INSTRUCTION >>
State the number of lines, and only that number, in which the word "Определите" appears.

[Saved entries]
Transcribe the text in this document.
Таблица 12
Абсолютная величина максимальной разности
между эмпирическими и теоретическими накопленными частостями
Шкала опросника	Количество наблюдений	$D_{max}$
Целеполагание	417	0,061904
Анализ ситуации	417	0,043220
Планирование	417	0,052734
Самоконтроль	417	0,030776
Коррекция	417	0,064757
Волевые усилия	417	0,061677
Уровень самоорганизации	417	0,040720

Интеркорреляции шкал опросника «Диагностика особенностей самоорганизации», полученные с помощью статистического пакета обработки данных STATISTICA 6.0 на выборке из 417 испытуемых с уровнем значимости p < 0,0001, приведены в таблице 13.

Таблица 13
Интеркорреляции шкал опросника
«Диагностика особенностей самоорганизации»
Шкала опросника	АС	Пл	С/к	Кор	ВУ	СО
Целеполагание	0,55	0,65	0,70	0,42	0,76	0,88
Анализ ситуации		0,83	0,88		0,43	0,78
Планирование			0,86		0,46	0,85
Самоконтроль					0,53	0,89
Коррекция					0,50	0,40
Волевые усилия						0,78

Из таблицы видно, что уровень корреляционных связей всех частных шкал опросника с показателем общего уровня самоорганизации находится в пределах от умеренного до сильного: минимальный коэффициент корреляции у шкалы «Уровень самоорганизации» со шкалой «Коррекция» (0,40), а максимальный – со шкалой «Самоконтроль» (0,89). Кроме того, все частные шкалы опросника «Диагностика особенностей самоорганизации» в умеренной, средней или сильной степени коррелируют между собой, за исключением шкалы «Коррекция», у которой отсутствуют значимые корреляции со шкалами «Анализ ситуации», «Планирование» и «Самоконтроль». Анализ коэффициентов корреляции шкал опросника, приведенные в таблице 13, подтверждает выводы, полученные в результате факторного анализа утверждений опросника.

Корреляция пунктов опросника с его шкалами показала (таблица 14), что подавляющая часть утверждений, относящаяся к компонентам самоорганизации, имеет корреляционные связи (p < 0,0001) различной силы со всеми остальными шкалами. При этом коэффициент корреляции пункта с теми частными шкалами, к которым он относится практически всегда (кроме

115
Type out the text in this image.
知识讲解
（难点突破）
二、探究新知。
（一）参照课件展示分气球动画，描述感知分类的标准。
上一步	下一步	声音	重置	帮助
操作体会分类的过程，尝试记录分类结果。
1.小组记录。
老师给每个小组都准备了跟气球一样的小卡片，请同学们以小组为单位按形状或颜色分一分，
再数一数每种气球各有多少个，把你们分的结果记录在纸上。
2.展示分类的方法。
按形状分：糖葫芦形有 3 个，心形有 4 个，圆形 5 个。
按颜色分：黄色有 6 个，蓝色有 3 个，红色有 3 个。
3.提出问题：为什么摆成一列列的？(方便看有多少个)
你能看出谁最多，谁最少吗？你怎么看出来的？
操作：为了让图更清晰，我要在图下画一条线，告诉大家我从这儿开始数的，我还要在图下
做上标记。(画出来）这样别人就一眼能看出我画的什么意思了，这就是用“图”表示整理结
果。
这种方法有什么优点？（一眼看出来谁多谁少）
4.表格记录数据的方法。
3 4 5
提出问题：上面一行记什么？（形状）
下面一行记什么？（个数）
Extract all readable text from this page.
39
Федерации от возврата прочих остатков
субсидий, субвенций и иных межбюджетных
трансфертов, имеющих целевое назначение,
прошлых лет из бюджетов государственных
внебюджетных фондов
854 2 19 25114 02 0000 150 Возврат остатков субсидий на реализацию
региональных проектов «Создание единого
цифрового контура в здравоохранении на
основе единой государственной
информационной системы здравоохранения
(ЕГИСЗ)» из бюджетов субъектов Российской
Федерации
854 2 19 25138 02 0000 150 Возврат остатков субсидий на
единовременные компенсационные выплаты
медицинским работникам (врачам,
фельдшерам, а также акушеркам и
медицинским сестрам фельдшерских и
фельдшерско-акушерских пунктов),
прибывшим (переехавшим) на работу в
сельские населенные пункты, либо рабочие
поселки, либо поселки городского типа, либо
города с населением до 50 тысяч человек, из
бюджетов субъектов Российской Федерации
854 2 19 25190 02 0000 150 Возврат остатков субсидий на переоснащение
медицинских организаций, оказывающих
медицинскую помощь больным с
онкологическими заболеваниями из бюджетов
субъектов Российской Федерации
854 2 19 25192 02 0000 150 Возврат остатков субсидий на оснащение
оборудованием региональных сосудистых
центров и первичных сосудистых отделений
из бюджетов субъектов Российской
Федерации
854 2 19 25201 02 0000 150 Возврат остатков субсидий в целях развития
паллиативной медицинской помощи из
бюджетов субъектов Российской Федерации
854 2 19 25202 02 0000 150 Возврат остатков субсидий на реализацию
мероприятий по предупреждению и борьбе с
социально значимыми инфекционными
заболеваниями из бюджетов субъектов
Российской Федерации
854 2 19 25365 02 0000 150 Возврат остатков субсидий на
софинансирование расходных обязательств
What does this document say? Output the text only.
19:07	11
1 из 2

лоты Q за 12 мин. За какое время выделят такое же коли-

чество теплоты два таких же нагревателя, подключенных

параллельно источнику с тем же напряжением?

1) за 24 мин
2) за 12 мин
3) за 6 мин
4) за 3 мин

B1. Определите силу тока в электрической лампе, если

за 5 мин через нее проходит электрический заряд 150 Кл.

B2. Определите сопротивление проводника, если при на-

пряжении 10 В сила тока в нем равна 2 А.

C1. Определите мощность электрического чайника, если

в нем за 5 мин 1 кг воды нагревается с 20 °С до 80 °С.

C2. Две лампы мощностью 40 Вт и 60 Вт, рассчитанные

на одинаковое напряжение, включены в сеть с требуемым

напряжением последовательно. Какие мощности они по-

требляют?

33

WORKED ANSWER >>
3